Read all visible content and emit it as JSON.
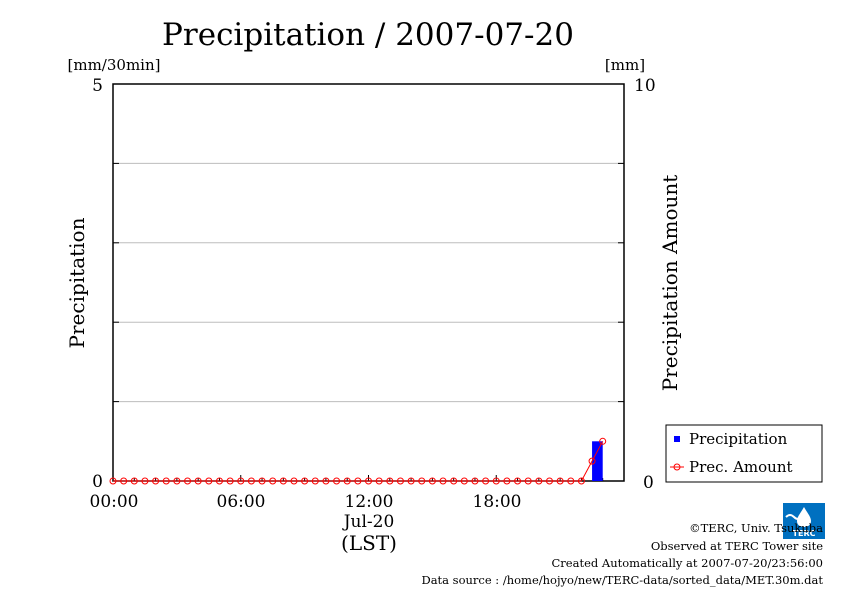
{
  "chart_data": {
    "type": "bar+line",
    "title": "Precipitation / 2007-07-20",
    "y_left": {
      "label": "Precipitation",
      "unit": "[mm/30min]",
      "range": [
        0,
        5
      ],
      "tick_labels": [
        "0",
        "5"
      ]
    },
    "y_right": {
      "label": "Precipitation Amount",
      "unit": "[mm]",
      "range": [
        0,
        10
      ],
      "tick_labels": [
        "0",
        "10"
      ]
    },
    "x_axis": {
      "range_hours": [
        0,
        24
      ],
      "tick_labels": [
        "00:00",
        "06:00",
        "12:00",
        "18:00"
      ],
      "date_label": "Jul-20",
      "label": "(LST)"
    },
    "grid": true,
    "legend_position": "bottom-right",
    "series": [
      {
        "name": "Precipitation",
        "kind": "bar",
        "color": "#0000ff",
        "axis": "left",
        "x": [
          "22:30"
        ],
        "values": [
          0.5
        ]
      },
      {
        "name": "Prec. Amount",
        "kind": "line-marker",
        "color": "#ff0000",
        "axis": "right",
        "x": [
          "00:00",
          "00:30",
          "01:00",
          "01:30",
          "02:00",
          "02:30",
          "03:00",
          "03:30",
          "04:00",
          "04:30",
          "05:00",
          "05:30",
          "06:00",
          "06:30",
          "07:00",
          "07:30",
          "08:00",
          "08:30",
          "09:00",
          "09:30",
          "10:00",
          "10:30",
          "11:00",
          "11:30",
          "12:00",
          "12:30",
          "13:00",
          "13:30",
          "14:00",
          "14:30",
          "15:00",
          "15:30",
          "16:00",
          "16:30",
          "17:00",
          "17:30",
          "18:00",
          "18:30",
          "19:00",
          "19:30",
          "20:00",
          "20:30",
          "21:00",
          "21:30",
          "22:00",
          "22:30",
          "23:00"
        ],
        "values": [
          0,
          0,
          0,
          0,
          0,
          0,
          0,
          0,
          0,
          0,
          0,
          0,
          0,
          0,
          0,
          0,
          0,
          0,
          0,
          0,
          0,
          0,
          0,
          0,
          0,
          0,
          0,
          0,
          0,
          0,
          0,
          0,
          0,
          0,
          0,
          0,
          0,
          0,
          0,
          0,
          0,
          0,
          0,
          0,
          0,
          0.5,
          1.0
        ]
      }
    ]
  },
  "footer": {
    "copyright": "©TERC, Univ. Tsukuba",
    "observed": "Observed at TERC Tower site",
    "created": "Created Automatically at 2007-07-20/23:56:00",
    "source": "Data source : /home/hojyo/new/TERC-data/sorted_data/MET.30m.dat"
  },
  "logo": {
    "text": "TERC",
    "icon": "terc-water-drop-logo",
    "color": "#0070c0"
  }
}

**JOB**
Repeat the listing in full and exactly. Leave any pictures out.

**CORRECT ANSWER**
Read all visible content and emit it as JSON.
{
  "chart_data": {
    "type": "bar+line",
    "title": "Precipitation / 2007-07-20",
    "y_left": {
      "label": "Precipitation",
      "unit": "[mm/30min]",
      "range": [
        0,
        5
      ],
      "tick_labels": [
        "0",
        "5"
      ]
    },
    "y_right": {
      "label": "Precipitation Amount",
      "unit": "[mm]",
      "range": [
        0,
        10
      ],
      "tick_labels": [
        "0",
        "10"
      ]
    },
    "x_axis": {
      "range_hours": [
        0,
        24
      ],
      "tick_labels": [
        "00:00",
        "06:00",
        "12:00",
        "18:00"
      ],
      "date_label": "Jul-20",
      "label": "(LST)"
    },
    "grid": true,
    "legend_position": "bottom-right",
    "series": [
      {
        "name": "Precipitation",
        "kind": "bar",
        "color": "#0000ff",
        "axis": "left",
        "x": [
          "22:30"
        ],
        "values": [
          0.5
        ]
      },
      {
        "name": "Prec. Amount",
        "kind": "line-marker",
        "color": "#ff0000",
        "axis": "right",
        "x": [
          "00:00",
          "00:30",
          "01:00",
          "01:30",
          "02:00",
          "02:30",
          "03:00",
          "03:30",
          "04:00",
          "04:30",
          "05:00",
          "05:30",
          "06:00",
          "06:30",
          "07:00",
          "07:30",
          "08:00",
          "08:30",
          "09:00",
          "09:30",
          "10:00",
          "10:30",
          "11:00",
          "11:30",
          "12:00",
          "12:30",
          "13:00",
          "13:30",
          "14:00",
          "14:30",
          "15:00",
          "15:30",
          "16:00",
          "16:30",
          "17:00",
          "17:30",
          "18:00",
          "18:30",
          "19:00",
          "19:30",
          "20:00",
          "20:30",
          "21:00",
          "21:30",
          "22:00",
          "22:30",
          "23:00"
        ],
        "values": [
          0,
          0,
          0,
          0,
          0,
          0,
          0,
          0,
          0,
          0,
          0,
          0,
          0,
          0,
          0,
          0,
          0,
          0,
          0,
          0,
          0,
          0,
          0,
          0,
          0,
          0,
          0,
          0,
          0,
          0,
          0,
          0,
          0,
          0,
          0,
          0,
          0,
          0,
          0,
          0,
          0,
          0,
          0,
          0,
          0,
          0.5,
          1.0
        ]
      }
    ]
  },
  "footer": {
    "copyright": "©TERC, Univ. Tsukuba",
    "observed": "Observed at TERC Tower site",
    "created": "Created Automatically at 2007-07-20/23:56:00",
    "source": "Data source : /home/hojyo/new/TERC-data/sorted_data/MET.30m.dat"
  },
  "logo": {
    "text": "TERC",
    "icon": "terc-water-drop-logo",
    "color": "#0070c0"
  }
}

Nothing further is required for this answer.